_PROBLEM TO WORK ON_
Where a line contains the word "выплату", copy that line.

*** RECORDS PROVIDED

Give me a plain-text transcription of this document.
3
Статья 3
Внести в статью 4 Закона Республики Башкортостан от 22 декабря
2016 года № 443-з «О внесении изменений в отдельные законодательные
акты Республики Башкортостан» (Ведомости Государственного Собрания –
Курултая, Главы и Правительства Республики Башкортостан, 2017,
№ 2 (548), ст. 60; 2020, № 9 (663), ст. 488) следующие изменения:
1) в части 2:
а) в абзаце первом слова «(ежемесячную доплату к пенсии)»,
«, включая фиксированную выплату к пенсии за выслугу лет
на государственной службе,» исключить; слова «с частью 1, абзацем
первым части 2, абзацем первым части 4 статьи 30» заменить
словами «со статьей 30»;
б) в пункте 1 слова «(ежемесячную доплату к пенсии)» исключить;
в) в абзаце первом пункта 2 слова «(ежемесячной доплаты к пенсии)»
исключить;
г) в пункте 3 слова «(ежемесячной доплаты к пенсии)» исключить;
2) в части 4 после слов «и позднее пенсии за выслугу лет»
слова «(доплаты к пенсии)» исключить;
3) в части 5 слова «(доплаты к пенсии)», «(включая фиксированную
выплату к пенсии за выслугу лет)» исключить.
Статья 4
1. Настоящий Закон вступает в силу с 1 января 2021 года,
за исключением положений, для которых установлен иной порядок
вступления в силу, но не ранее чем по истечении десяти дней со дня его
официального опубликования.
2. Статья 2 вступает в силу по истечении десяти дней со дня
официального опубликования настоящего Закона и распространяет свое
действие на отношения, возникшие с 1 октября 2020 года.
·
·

******

_COMPLETE RESPONSE_
«, включая фиксированную выплату к пенсии за выслугу лет
выплату к пенсии за выслугу лет)» исключить.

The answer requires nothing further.